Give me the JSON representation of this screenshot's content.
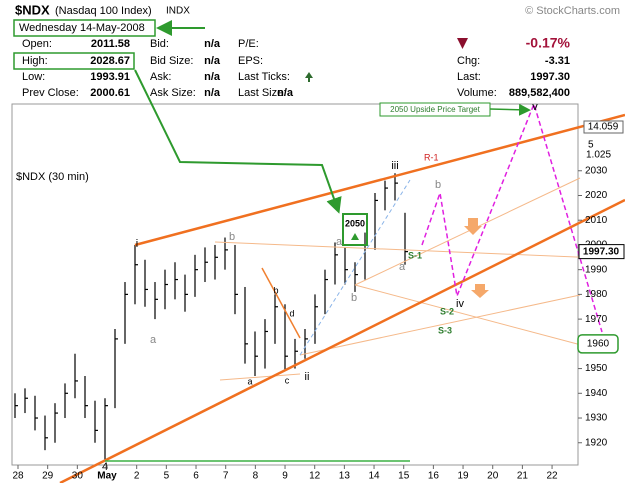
{
  "header": {
    "symbol": "$NDX",
    "name": "(Nasdaq 100 Index)",
    "exchange": "INDX",
    "source": "© StockCharts.com",
    "date": "Wednesday  14-May-2008",
    "quote": {
      "open": [
        "Open:",
        "2011.58"
      ],
      "high": [
        "High:",
        "2028.67"
      ],
      "low": [
        "Low:",
        "1993.91"
      ],
      "prev_close": [
        "Prev Close:",
        "2000.61"
      ],
      "bid": [
        "Bid:",
        "n/a"
      ],
      "bid_size": [
        "Bid Size:",
        "n/a"
      ],
      "ask": [
        "Ask:",
        "n/a"
      ],
      "ask_size": [
        "Ask Size:",
        "n/a"
      ],
      "pe": "P/E:",
      "eps": "EPS:",
      "last_ticks": "Last Ticks:",
      "last_size": [
        "Last Size:",
        "n/a"
      ],
      "change_pct": "-0.17%",
      "chg": [
        "Chg:",
        "-3.31"
      ],
      "last": [
        "Last:",
        "1997.30"
      ],
      "volume": [
        "Volume:",
        "889,582,400"
      ]
    }
  },
  "chart_data": {
    "type": "ohlc",
    "title": "$NDX (30 min)",
    "color": "#000000",
    "categories": [
      "28",
      "29",
      "30",
      "May",
      "2",
      "5",
      "6",
      "7",
      "8",
      "9",
      "12",
      "13",
      "14",
      "15",
      "16",
      "19",
      "20",
      "21",
      "22"
    ],
    "high": [
      1940,
      1942,
      1939,
      1931,
      1936,
      1944,
      1956,
      1947,
      1937,
      1938,
      1966,
      1985,
      2000,
      1994,
      1985,
      1990,
      1993,
      1988,
      1996,
      1999,
      2000,
      2003,
      2000,
      1983,
      1965,
      1970,
      1980,
      1976,
      1962,
      1966,
      1980,
      1990,
      2001,
      1999,
      1993,
      2005,
      2021,
      2026,
      2029,
      2013
    ],
    "low": [
      1930,
      1932,
      1925,
      1917,
      1920,
      1930,
      1938,
      1930,
      1920,
      1913,
      1934,
      1960,
      1976,
      1975,
      1970,
      1974,
      1978,
      1973,
      1979,
      1985,
      1986,
      1990,
      1972,
      1952,
      1947,
      1950,
      1960,
      1949,
      1950,
      1954,
      1960,
      1972,
      1984,
      1984,
      1981,
      1986,
      1998,
      2014,
      2018,
      1992
    ],
    "close": [
      1935,
      1938,
      1930,
      1922,
      1932,
      1940,
      1945,
      1935,
      1925,
      1935,
      1962,
      1980,
      1992,
      1982,
      1978,
      1984,
      1986,
      1980,
      1990,
      1993,
      1995,
      1998,
      1980,
      1960,
      1955,
      1965,
      1975,
      1955,
      1957,
      1962,
      1975,
      1986,
      1996,
      1990,
      1988,
      2000,
      2018,
      2023,
      2025,
      1997.3
    ],
    "ylim": [
      1911,
      2057
    ],
    "yticks": [
      1920,
      1930,
      1940,
      1950,
      1960,
      1970,
      1980,
      1990,
      2000,
      2010,
      2020,
      2030
    ],
    "last_price": {
      "value": 1997.3,
      "label": "1997.30"
    },
    "target_box": 1960,
    "annotations": [
      "2050 Upside Price Target",
      "2050",
      "R-1",
      "S-1",
      "S-2",
      "S-3",
      "i",
      "ii",
      "iii",
      "iv",
      "v",
      "a",
      "b",
      "a",
      "b",
      "c",
      "d",
      "a",
      "b",
      "a",
      "b",
      "4",
      "14.059",
      "5",
      "1.025"
    ]
  }
}
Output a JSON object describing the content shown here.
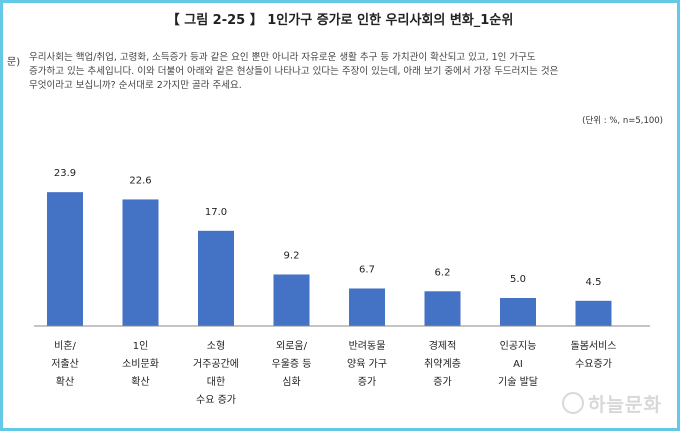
{
  "header": {
    "title": "【 그림 2-25 】 1인가구 증가로 인한 우리사회의 변화_1순위"
  },
  "question": {
    "marker": "문)",
    "lines": [
      "우리사회는 핵업/취업, 고령화, 소득증가 등과 같은 요인 뿐만 아니라 자유로운 생활 추구 등 가치관이 확산되고 있고, 1인 가구도",
      "증가하고 있는 추세입니다. 이와 더불어 아래와 같은 현상들이 나타나고 있다는 주장이 있는데, 아래 보기 중에서 가장 두드러지는 것은",
      "무엇이라고 보십니까? 순서대로 2가지만 골라 주세요."
    ]
  },
  "unit_note": "(단위 : %, n=5,100)",
  "watermark": "하늘문화",
  "colors": {
    "bar": "#4472c4",
    "frame": "#64c8e6",
    "baseline": "#888888"
  },
  "chart_data": {
    "type": "bar",
    "categories": [
      [
        "비혼/",
        "저출산",
        "확산"
      ],
      [
        "1인",
        "소비문화",
        "확산"
      ],
      [
        "소형",
        "거주공간에",
        "대한",
        "수요 증가"
      ],
      [
        "외로움/",
        "우울증 등",
        "심화"
      ],
      [
        "반려동물",
        "양육 가구",
        "증가"
      ],
      [
        "경제적",
        "취약계층",
        "증가"
      ],
      [
        "인공지능",
        "AI",
        "기술 발달"
      ],
      [
        "돌봄서비스",
        "수요증가"
      ]
    ],
    "values": [
      23.9,
      22.6,
      17.0,
      9.2,
      6.7,
      6.2,
      5.0,
      4.5
    ],
    "value_labels": [
      "23.9",
      "22.6",
      "17.0",
      "9.2",
      "6.7",
      "6.2",
      "5.0",
      "4.5"
    ],
    "ylim": [
      0,
      30
    ],
    "grid": false,
    "legend": "none"
  }
}
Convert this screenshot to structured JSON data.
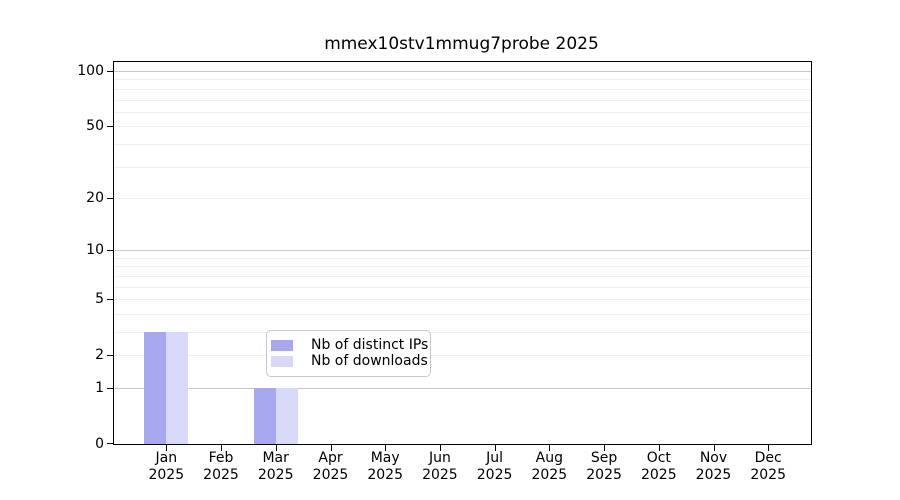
{
  "title": "mmex10stv1mmug7probe 2025",
  "colors": {
    "distinct_ips": "#a8a8f0",
    "downloads": "#d8d8f8",
    "axis": "#000000",
    "grid_major": "#c9c9c9",
    "grid_minor": "#efefef"
  },
  "y_axis": {
    "tick_labels": [
      "100",
      "50",
      "20",
      "10",
      "5",
      "2",
      "1",
      "0"
    ],
    "tick_values": [
      100,
      50,
      20,
      10,
      5,
      2,
      1,
      0
    ]
  },
  "x_axis": {
    "months": [
      "Jan",
      "Feb",
      "Mar",
      "Apr",
      "May",
      "Jun",
      "Jul",
      "Aug",
      "Sep",
      "Oct",
      "Nov",
      "Dec"
    ],
    "year": "2025"
  },
  "legend": {
    "items": [
      {
        "label": "Nb of distinct IPs",
        "color_key": "distinct_ips"
      },
      {
        "label": "Nb of downloads",
        "color_key": "downloads"
      }
    ]
  },
  "chart_data": {
    "type": "bar",
    "title": "mmex10stv1mmug7probe 2025",
    "categories": [
      "Jan 2025",
      "Feb 2025",
      "Mar 2025",
      "Apr 2025",
      "May 2025",
      "Jun 2025",
      "Jul 2025",
      "Aug 2025",
      "Sep 2025",
      "Oct 2025",
      "Nov 2025",
      "Dec 2025"
    ],
    "series": [
      {
        "name": "Nb of distinct IPs",
        "color": "#a8a8f0",
        "values": [
          3,
          0,
          1,
          0,
          0,
          0,
          0,
          0,
          0,
          0,
          0,
          0
        ]
      },
      {
        "name": "Nb of downloads",
        "color": "#d8d8f8",
        "values": [
          3,
          0,
          1,
          0,
          0,
          0,
          0,
          0,
          0,
          0,
          0,
          0
        ]
      }
    ],
    "xlabel": "",
    "ylabel": "",
    "y_scale": "log10(1+x)",
    "y_ticks": [
      0,
      1,
      2,
      5,
      10,
      20,
      50,
      100
    ],
    "ylim": [
      0,
      110
    ],
    "grid": true,
    "grid_major_at": [
      1,
      10,
      100
    ],
    "grid_minor_at": [
      2,
      3,
      4,
      5,
      6,
      7,
      8,
      9,
      20,
      30,
      40,
      50,
      60,
      70,
      80,
      90
    ],
    "legend_position": "lower center, inside plot"
  }
}
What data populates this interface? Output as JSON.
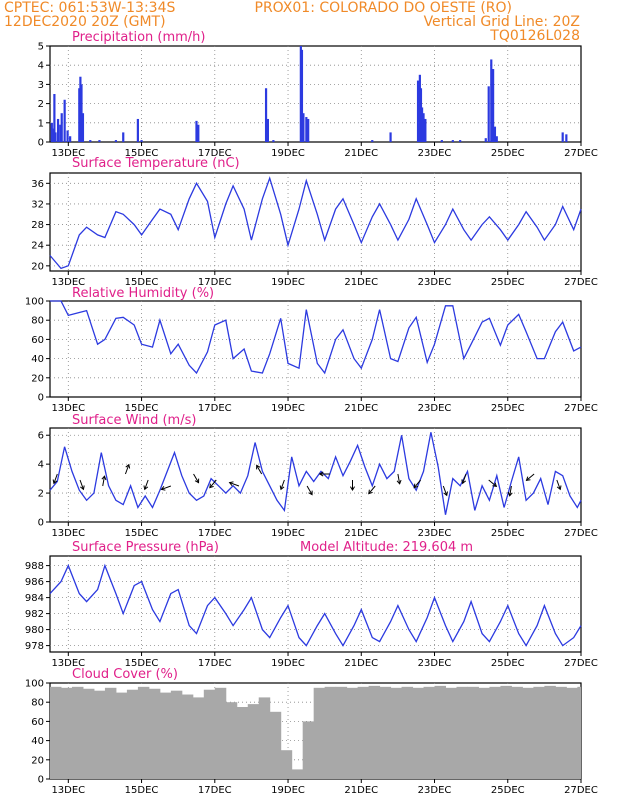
{
  "header": {
    "line1_left": "CPTEC:   061:53W-13:34S",
    "line1_right": "PROX01: COLORADO DO OESTE (RO)",
    "line2_left": "12DEC2020 20Z (GMT)",
    "line2_right": "Vertical Grid Line: 20Z",
    "line3_right": "TQ0126L028"
  },
  "x_axis": {
    "ticks": [
      "13DEC",
      "15DEC",
      "17DEC",
      "19DEC",
      "21DEC",
      "23DEC",
      "25DEC",
      "27DEC"
    ],
    "tick_days": [
      13,
      15,
      17,
      19,
      21,
      23,
      25,
      27
    ],
    "start_day": 12.5,
    "end_day": 27
  },
  "colors": {
    "header": "#f08a28",
    "panel_title": "#e0208a",
    "series": "#2c3ae0",
    "cloud": "#a8a8a8",
    "grid": "#888888"
  },
  "panels": {
    "precip": {
      "title": "Precipitation (mm/h)",
      "yticks": [
        "0",
        "1",
        "2",
        "3",
        "4",
        "5"
      ]
    },
    "temp": {
      "title": "Surface Temperature (nC)",
      "yticks": [
        "20",
        "24",
        "28",
        "32",
        "36"
      ]
    },
    "rh": {
      "title": "Relative Humidity (%)",
      "yticks": [
        "0",
        "20",
        "40",
        "60",
        "80",
        "100"
      ]
    },
    "wind": {
      "title": "Surface Wind (m/s)",
      "yticks": [
        "0",
        "2",
        "4",
        "6"
      ]
    },
    "pressure": {
      "title": "Surface Pressure (hPa)",
      "altitude_label": "Model Altitude: 219.604 m",
      "yticks": [
        "978",
        "980",
        "982",
        "984",
        "986",
        "988"
      ]
    },
    "cloud": {
      "title": "Cloud Cover (%)",
      "yticks": [
        "0",
        "20",
        "40",
        "60",
        "80",
        "100"
      ]
    }
  },
  "chart_data": [
    {
      "type": "bar",
      "title": "Precipitation (mm/h)",
      "ylim": [
        0,
        5
      ],
      "x": [
        12.55,
        12.6,
        12.62,
        12.65,
        12.72,
        12.78,
        12.82,
        12.9,
        12.98,
        13.05,
        13.3,
        13.33,
        13.36,
        13.4,
        13.6,
        13.85,
        14.3,
        14.5,
        14.9,
        15.0,
        16.5,
        16.55,
        18.4,
        18.45,
        18.6,
        19.35,
        19.38,
        19.42,
        19.5,
        19.55,
        21.3,
        21.8,
        22.55,
        22.6,
        22.63,
        22.66,
        22.7,
        22.75,
        23.2,
        23.5,
        23.7,
        24.4,
        24.48,
        24.55,
        24.6,
        24.65,
        24.7,
        26.5,
        26.6
      ],
      "values": [
        1.0,
        0.7,
        2.5,
        0.5,
        1.2,
        0.9,
        1.5,
        2.2,
        0.6,
        0.3,
        2.8,
        3.4,
        3.0,
        1.5,
        0.1,
        0.1,
        0.1,
        0.5,
        1.2,
        0.1,
        1.1,
        0.9,
        2.8,
        1.2,
        0.1,
        5.0,
        4.8,
        1.5,
        1.3,
        1.2,
        0.1,
        0.5,
        3.2,
        3.5,
        2.8,
        1.8,
        1.5,
        1.2,
        0.1,
        0.1,
        0.1,
        0.2,
        2.9,
        4.3,
        3.8,
        0.8,
        0.3,
        0.5,
        0.4
      ]
    },
    {
      "type": "line",
      "title": "Surface Temperature (nC)",
      "ylim": [
        19,
        38
      ],
      "x": [
        12.5,
        12.8,
        13.0,
        13.3,
        13.5,
        13.8,
        14.0,
        14.3,
        14.5,
        14.8,
        15.0,
        15.3,
        15.5,
        15.8,
        16.0,
        16.3,
        16.5,
        16.8,
        17.0,
        17.3,
        17.5,
        17.8,
        18.0,
        18.3,
        18.5,
        18.8,
        19.0,
        19.3,
        19.5,
        19.8,
        20.0,
        20.3,
        20.5,
        20.8,
        21.0,
        21.3,
        21.5,
        21.8,
        22.0,
        22.3,
        22.5,
        22.8,
        23.0,
        23.3,
        23.5,
        23.8,
        24.0,
        24.3,
        24.5,
        24.8,
        25.0,
        25.3,
        25.5,
        25.8,
        26.0,
        26.3,
        26.5,
        26.8,
        27.0
      ],
      "values": [
        22,
        19.5,
        20,
        26,
        27.5,
        26,
        25.5,
        30.5,
        30,
        28,
        26,
        29,
        31,
        30,
        27,
        33,
        36,
        32.5,
        25.5,
        32,
        35.5,
        31,
        25,
        33,
        37,
        30,
        24,
        31,
        36.5,
        30,
        25,
        31,
        33,
        28,
        24.5,
        29.5,
        32,
        28,
        25,
        29,
        33,
        28,
        24.5,
        28,
        31,
        27,
        25,
        28,
        29.5,
        27,
        25,
        28,
        30.5,
        27.5,
        25,
        28,
        31.5,
        27,
        31
      ]
    },
    {
      "type": "line",
      "title": "Relative Humidity (%)",
      "ylim": [
        0,
        100
      ],
      "x": [
        12.5,
        12.8,
        13.0,
        13.3,
        13.5,
        13.8,
        14.0,
        14.3,
        14.5,
        14.8,
        15.0,
        15.3,
        15.5,
        15.8,
        16.0,
        16.3,
        16.5,
        16.8,
        17.0,
        17.3,
        17.5,
        17.8,
        18.0,
        18.3,
        18.5,
        18.8,
        19.0,
        19.3,
        19.5,
        19.8,
        20.0,
        20.3,
        20.5,
        20.8,
        21.0,
        21.3,
        21.5,
        21.8,
        22.0,
        22.3,
        22.5,
        22.8,
        23.0,
        23.3,
        23.5,
        23.8,
        24.0,
        24.3,
        24.5,
        24.8,
        25.0,
        25.3,
        25.5,
        25.8,
        26.0,
        26.3,
        26.5,
        26.8,
        27.0
      ],
      "values": [
        100,
        100,
        85,
        88,
        90,
        55,
        60,
        82,
        83,
        75,
        55,
        52,
        80,
        45,
        55,
        33,
        25,
        47,
        75,
        80,
        40,
        50,
        27,
        25,
        45,
        82,
        35,
        30,
        91,
        35,
        25,
        60,
        70,
        40,
        30,
        60,
        91,
        40,
        37,
        72,
        83,
        36,
        55,
        95,
        95,
        40,
        55,
        78,
        82,
        54,
        75,
        86,
        68,
        40,
        40,
        68,
        78,
        48,
        52
      ]
    },
    {
      "type": "line",
      "title": "Surface Wind (m/s)",
      "ylim": [
        0,
        6.5
      ],
      "x": [
        12.5,
        12.7,
        12.9,
        13.1,
        13.3,
        13.5,
        13.7,
        13.9,
        14.1,
        14.3,
        14.5,
        14.7,
        14.9,
        15.1,
        15.3,
        15.5,
        15.7,
        15.9,
        16.1,
        16.3,
        16.5,
        16.7,
        16.9,
        17.1,
        17.3,
        17.5,
        17.7,
        17.9,
        18.1,
        18.3,
        18.5,
        18.7,
        18.9,
        19.1,
        19.3,
        19.5,
        19.7,
        19.9,
        20.1,
        20.3,
        20.5,
        20.7,
        20.9,
        21.1,
        21.3,
        21.5,
        21.7,
        21.9,
        22.1,
        22.3,
        22.5,
        22.7,
        22.9,
        23.1,
        23.3,
        23.5,
        23.7,
        23.9,
        24.1,
        24.3,
        24.5,
        24.7,
        24.9,
        25.1,
        25.3,
        25.5,
        25.7,
        25.9,
        26.1,
        26.3,
        26.5,
        26.7,
        26.9,
        27.0
      ],
      "values": [
        2.2,
        2.8,
        5.2,
        3.5,
        2.2,
        1.5,
        2.0,
        4.8,
        2.5,
        1.5,
        1.2,
        2.5,
        1.0,
        1.8,
        1.0,
        2.2,
        3.5,
        4.8,
        3.2,
        2.0,
        1.5,
        1.8,
        3.0,
        2.5,
        2.0,
        2.5,
        2.0,
        3.2,
        5.5,
        3.5,
        2.5,
        1.5,
        0.8,
        4.5,
        2.5,
        3.5,
        2.8,
        3.5,
        3.0,
        4.5,
        3.2,
        4.2,
        5.3,
        3.8,
        2.5,
        4.0,
        3.0,
        3.5,
        6.0,
        3.0,
        2.2,
        3.5,
        6.2,
        3.8,
        0.5,
        3.0,
        2.5,
        3.5,
        0.8,
        2.5,
        1.5,
        3.2,
        1.0,
        2.8,
        4.5,
        1.5,
        2.0,
        3.0,
        1.2,
        3.5,
        3.2,
        1.8,
        1.0,
        1.5
      ]
    },
    {
      "type": "line",
      "title": "Surface Pressure (hPa)",
      "ylim": [
        977.2,
        989.2
      ],
      "x": [
        12.5,
        12.8,
        13.0,
        13.3,
        13.5,
        13.8,
        14.0,
        14.3,
        14.5,
        14.8,
        15.0,
        15.3,
        15.5,
        15.8,
        16.0,
        16.3,
        16.5,
        16.8,
        17.0,
        17.3,
        17.5,
        17.8,
        18.0,
        18.3,
        18.5,
        18.8,
        19.0,
        19.3,
        19.5,
        19.8,
        20.0,
        20.3,
        20.5,
        20.8,
        21.0,
        21.3,
        21.5,
        21.8,
        22.0,
        22.3,
        22.5,
        22.8,
        23.0,
        23.3,
        23.5,
        23.8,
        24.0,
        24.3,
        24.5,
        24.8,
        25.0,
        25.3,
        25.5,
        25.8,
        26.0,
        26.3,
        26.5,
        26.8,
        27.0
      ],
      "values": [
        984.5,
        986,
        988,
        984.5,
        983.5,
        985,
        988,
        984.5,
        982,
        985.5,
        986,
        982.5,
        981,
        984.5,
        985,
        980.5,
        979.5,
        983,
        984,
        982,
        980.5,
        982.5,
        984,
        980,
        979,
        981.5,
        983,
        979,
        978,
        980.5,
        982,
        979.5,
        978,
        980.5,
        982.5,
        979,
        978.5,
        981,
        983,
        980,
        978.5,
        981.5,
        984,
        980.5,
        978.5,
        981,
        983.5,
        979.5,
        978.5,
        981,
        983,
        979.5,
        978,
        980.5,
        983,
        979.5,
        978,
        979,
        980.5
      ]
    },
    {
      "type": "bar",
      "title": "Cloud Cover (%)",
      "ylim": [
        0,
        100
      ],
      "x": [
        12.5,
        12.8,
        13.1,
        13.4,
        13.7,
        14.0,
        14.3,
        14.6,
        14.9,
        15.2,
        15.5,
        15.8,
        16.1,
        16.4,
        16.7,
        17.0,
        17.3,
        17.6,
        17.9,
        18.2,
        18.5,
        18.8,
        19.1,
        19.4,
        19.7,
        20.0,
        20.3,
        20.6,
        20.9,
        21.2,
        21.5,
        21.8,
        22.1,
        22.4,
        22.7,
        23.0,
        23.3,
        23.6,
        23.9,
        24.2,
        24.5,
        24.8,
        25.1,
        25.4,
        25.7,
        26.0,
        26.3,
        26.6,
        26.9
      ],
      "values": [
        96,
        95,
        96,
        94,
        92,
        95,
        90,
        93,
        96,
        94,
        90,
        92,
        88,
        85,
        93,
        95,
        80,
        75,
        78,
        85,
        70,
        30,
        10,
        60,
        95,
        96,
        96,
        95,
        96,
        97,
        96,
        95,
        96,
        95,
        96,
        97,
        95,
        96,
        96,
        95,
        96,
        97,
        96,
        95,
        96,
        97,
        96,
        95,
        96
      ]
    }
  ]
}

Written task:
From the data above, copy each line that holds "content".

Task output:
Give me the JSON representation of this screenshot's content.
Output a JSON object describing the content shown here.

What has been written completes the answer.